(Dataset records)
■ ■ ■

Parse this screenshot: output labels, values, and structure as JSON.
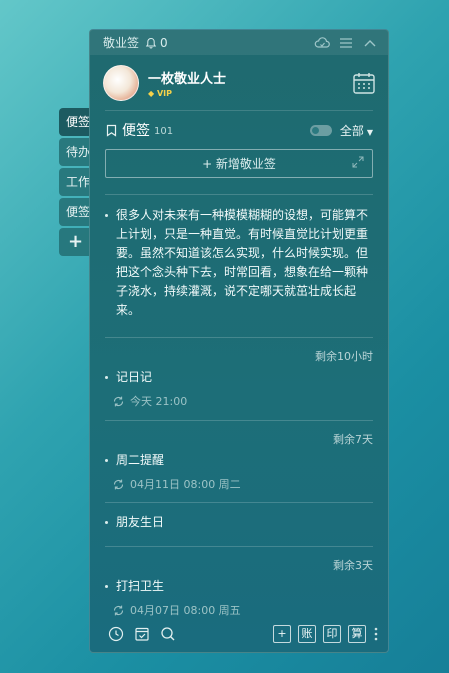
{
  "side_tabs": [
    {
      "label": "便签",
      "active": true
    },
    {
      "label": "待办",
      "active": false
    },
    {
      "label": "工作",
      "active": false
    },
    {
      "label": "便签",
      "active": false
    },
    {
      "label": "+",
      "active": false
    }
  ],
  "topbar": {
    "app_name": "敬业签",
    "notification_count": "0",
    "icons": [
      "bell-icon",
      "cloud-sync-icon",
      "menu-icon",
      "collapse-icon"
    ]
  },
  "profile": {
    "name": "一枚敬业人士",
    "vip_label": "VIP",
    "calendar_icon": "calendar-icon"
  },
  "list": {
    "title": "便签",
    "count": "101",
    "filter": "全部"
  },
  "new_button": {
    "label": "+ 新增敬业签"
  },
  "notes": [
    {
      "remain": "",
      "text": "很多人对未来有一种模模糊糊的设想，可能算不上计划，只是一种直觉。有时候直觉比计划更重要。虽然不知道该怎么实现，什么时候实现。但把这个念头种下去，时常回看，想象在给一颗种子浇水，持续灌溉，说不定哪天就茁壮成长起来。",
      "meta": ""
    },
    {
      "remain": "剩余10小时",
      "text": "记日记",
      "meta": "今天 21:00"
    },
    {
      "remain": "剩余7天",
      "text": "周二提醒",
      "meta": "04月11日 08:00 周二"
    },
    {
      "remain": "",
      "text": "朋友生日",
      "meta": ""
    },
    {
      "remain": "剩余3天",
      "text": "打扫卫生",
      "meta": "04月07日 08:00 周五"
    }
  ],
  "bottombar": {
    "left_icons": [
      "clock-icon",
      "checklist-icon",
      "search-icon"
    ],
    "buttons": [
      "+",
      "账",
      "印",
      "算"
    ]
  },
  "colors": {
    "panel_bg": "#1d6e78",
    "desktop_bg": "#2fa3b0",
    "vip": "#f6d24a"
  }
}
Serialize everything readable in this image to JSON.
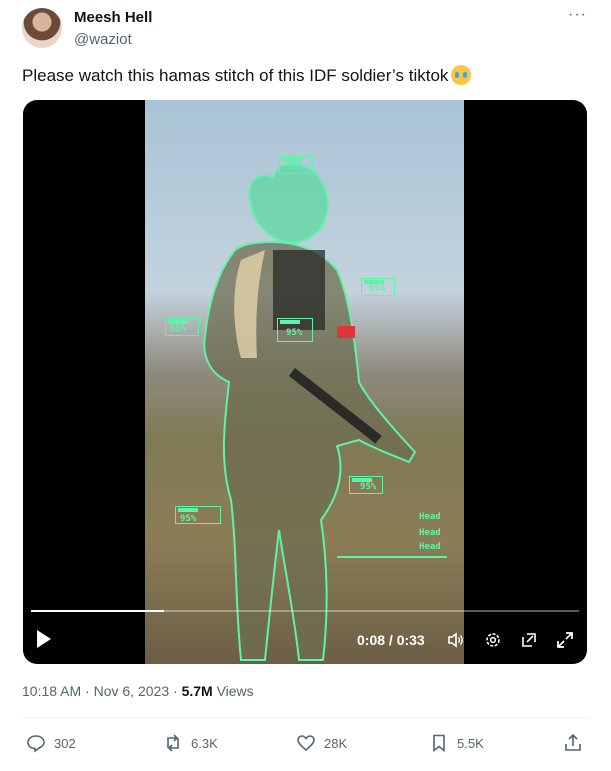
{
  "author": {
    "name": "Meesh Hell",
    "handle": "@waziot"
  },
  "tweet": {
    "text": "Please watch this hamas stitch of this IDF soldier’s tiktok"
  },
  "video": {
    "overlay_boxes": [
      "95%",
      "95%",
      "95%",
      "95%",
      "95%",
      "95%"
    ],
    "head_labels": [
      "Head",
      "Head",
      "Head"
    ],
    "current_time": "0:08",
    "duration": "0:33",
    "time_display": "0:08 / 0:33",
    "progress": 0.242
  },
  "meta": {
    "time": "10:18 AM",
    "date": "Nov 6, 2023",
    "views_count": "5.7M",
    "views_label": "Views"
  },
  "actions": {
    "replies": "302",
    "reposts": "6.3K",
    "likes": "28K",
    "bookmarks": "5.5K"
  },
  "icons": [
    "more-icon",
    "play-icon",
    "volume-icon",
    "settings-icon",
    "popout-icon",
    "fullscreen-icon",
    "reply-icon",
    "repost-icon",
    "like-icon",
    "bookmark-icon",
    "share-icon"
  ],
  "colors": {
    "overlay_green": "#5ff2a8",
    "text_secondary": "#536471"
  }
}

■ ■ ■

__Description of the task__: Each record should be quoted exactly, with the images omitted.

__Exercise output__:
Parse this screenshot: output labels, values, and structure as JSON.
{
  "side_tabs": [
    {
      "label": "便签",
      "active": true
    },
    {
      "label": "待办",
      "active": false
    },
    {
      "label": "工作",
      "active": false
    },
    {
      "label": "便签",
      "active": false
    },
    {
      "label": "+",
      "active": false
    }
  ],
  "topbar": {
    "app_name": "敬业签",
    "notification_count": "0",
    "icons": [
      "bell-icon",
      "cloud-sync-icon",
      "menu-icon",
      "collapse-icon"
    ]
  },
  "profile": {
    "name": "一枚敬业人士",
    "vip_label": "VIP",
    "calendar_icon": "calendar-icon"
  },
  "list": {
    "title": "便签",
    "count": "101",
    "filter": "全部"
  },
  "new_button": {
    "label": "+ 新增敬业签"
  },
  "notes": [
    {
      "remain": "",
      "text": "很多人对未来有一种模模糊糊的设想，可能算不上计划，只是一种直觉。有时候直觉比计划更重要。虽然不知道该怎么实现，什么时候实现。但把这个念头种下去，时常回看，想象在给一颗种子浇水，持续灌溉，说不定哪天就茁壮成长起来。",
      "meta": ""
    },
    {
      "remain": "剩余10小时",
      "text": "记日记",
      "meta": "今天 21:00"
    },
    {
      "remain": "剩余7天",
      "text": "周二提醒",
      "meta": "04月11日 08:00 周二"
    },
    {
      "remain": "",
      "text": "朋友生日",
      "meta": ""
    },
    {
      "remain": "剩余3天",
      "text": "打扫卫生",
      "meta": "04月07日 08:00 周五"
    }
  ],
  "bottombar": {
    "left_icons": [
      "clock-icon",
      "checklist-icon",
      "search-icon"
    ],
    "buttons": [
      "+",
      "账",
      "印",
      "算"
    ]
  },
  "colors": {
    "panel_bg": "#1d6e78",
    "desktop_bg": "#2fa3b0",
    "vip": "#f6d24a"
  }
}
Serialize everything readable in this image to JSON.
{
  "author": {
    "name": "Meesh Hell",
    "handle": "@waziot"
  },
  "tweet": {
    "text": "Please watch this hamas stitch of this IDF soldier’s tiktok"
  },
  "video": {
    "overlay_boxes": [
      "95%",
      "95%",
      "95%",
      "95%",
      "95%",
      "95%"
    ],
    "head_labels": [
      "Head",
      "Head",
      "Head"
    ],
    "current_time": "0:08",
    "duration": "0:33",
    "time_display": "0:08 / 0:33",
    "progress": 0.242
  },
  "meta": {
    "time": "10:18 AM",
    "date": "Nov 6, 2023",
    "views_count": "5.7M",
    "views_label": "Views"
  },
  "actions": {
    "replies": "302",
    "reposts": "6.3K",
    "likes": "28K",
    "bookmarks": "5.5K"
  },
  "icons": [
    "more-icon",
    "play-icon",
    "volume-icon",
    "settings-icon",
    "popout-icon",
    "fullscreen-icon",
    "reply-icon",
    "repost-icon",
    "like-icon",
    "bookmark-icon",
    "share-icon"
  ],
  "colors": {
    "overlay_green": "#5ff2a8",
    "text_secondary": "#536471"
  }
}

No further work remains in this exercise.